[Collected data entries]
— start —
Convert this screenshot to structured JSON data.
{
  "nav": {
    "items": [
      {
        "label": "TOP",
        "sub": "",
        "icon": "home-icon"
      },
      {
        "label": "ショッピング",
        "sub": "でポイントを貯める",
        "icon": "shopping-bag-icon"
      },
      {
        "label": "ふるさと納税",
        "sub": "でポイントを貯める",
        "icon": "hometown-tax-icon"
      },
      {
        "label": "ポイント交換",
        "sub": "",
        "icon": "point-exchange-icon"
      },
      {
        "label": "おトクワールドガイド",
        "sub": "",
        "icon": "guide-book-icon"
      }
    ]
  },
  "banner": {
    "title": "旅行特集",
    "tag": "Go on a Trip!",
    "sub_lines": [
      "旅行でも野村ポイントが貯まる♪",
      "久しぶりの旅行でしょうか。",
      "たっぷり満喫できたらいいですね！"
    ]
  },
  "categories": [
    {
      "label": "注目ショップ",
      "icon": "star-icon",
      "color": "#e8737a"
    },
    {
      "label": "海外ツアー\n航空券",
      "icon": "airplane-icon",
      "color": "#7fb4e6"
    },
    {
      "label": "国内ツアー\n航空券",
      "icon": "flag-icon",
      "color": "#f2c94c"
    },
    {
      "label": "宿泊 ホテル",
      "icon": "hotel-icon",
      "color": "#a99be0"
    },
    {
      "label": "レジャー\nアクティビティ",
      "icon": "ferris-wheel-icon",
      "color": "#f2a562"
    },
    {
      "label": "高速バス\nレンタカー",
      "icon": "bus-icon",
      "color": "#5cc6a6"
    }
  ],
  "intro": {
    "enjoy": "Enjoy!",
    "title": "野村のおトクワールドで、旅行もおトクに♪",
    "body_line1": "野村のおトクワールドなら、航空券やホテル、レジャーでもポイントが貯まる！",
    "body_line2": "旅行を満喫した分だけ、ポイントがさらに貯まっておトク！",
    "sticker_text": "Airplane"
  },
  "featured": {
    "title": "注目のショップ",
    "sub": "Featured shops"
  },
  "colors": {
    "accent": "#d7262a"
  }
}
— end —
Your task is to output all of the data above word for word.

■ **SOLUTION FOR THIS TASK**:
Convert this screenshot to structured JSON data.
{
  "nav": {
    "items": [
      {
        "label": "TOP",
        "sub": "",
        "icon": "home-icon"
      },
      {
        "label": "ショッピング",
        "sub": "でポイントを貯める",
        "icon": "shopping-bag-icon"
      },
      {
        "label": "ふるさと納税",
        "sub": "でポイントを貯める",
        "icon": "hometown-tax-icon"
      },
      {
        "label": "ポイント交換",
        "sub": "",
        "icon": "point-exchange-icon"
      },
      {
        "label": "おトクワールドガイド",
        "sub": "",
        "icon": "guide-book-icon"
      }
    ]
  },
  "banner": {
    "title": "旅行特集",
    "tag": "Go on a Trip!",
    "sub_lines": [
      "旅行でも野村ポイントが貯まる♪",
      "久しぶりの旅行でしょうか。",
      "たっぷり満喫できたらいいですね！"
    ]
  },
  "categories": [
    {
      "label": "注目ショップ",
      "icon": "star-icon",
      "color": "#e8737a"
    },
    {
      "label": "海外ツアー\n航空券",
      "icon": "airplane-icon",
      "color": "#7fb4e6"
    },
    {
      "label": "国内ツアー\n航空券",
      "icon": "flag-icon",
      "color": "#f2c94c"
    },
    {
      "label": "宿泊 ホテル",
      "icon": "hotel-icon",
      "color": "#a99be0"
    },
    {
      "label": "レジャー\nアクティビティ",
      "icon": "ferris-wheel-icon",
      "color": "#f2a562"
    },
    {
      "label": "高速バス\nレンタカー",
      "icon": "bus-icon",
      "color": "#5cc6a6"
    }
  ],
  "intro": {
    "enjoy": "Enjoy!",
    "title": "野村のおトクワールドで、旅行もおトクに♪",
    "body_line1": "野村のおトクワールドなら、航空券やホテル、レジャーでもポイントが貯まる！",
    "body_line2": "旅行を満喫した分だけ、ポイントがさらに貯まっておトク！",
    "sticker_text": "Airplane"
  },
  "featured": {
    "title": "注目のショップ",
    "sub": "Featured shops"
  },
  "colors": {
    "accent": "#d7262a"
  }
}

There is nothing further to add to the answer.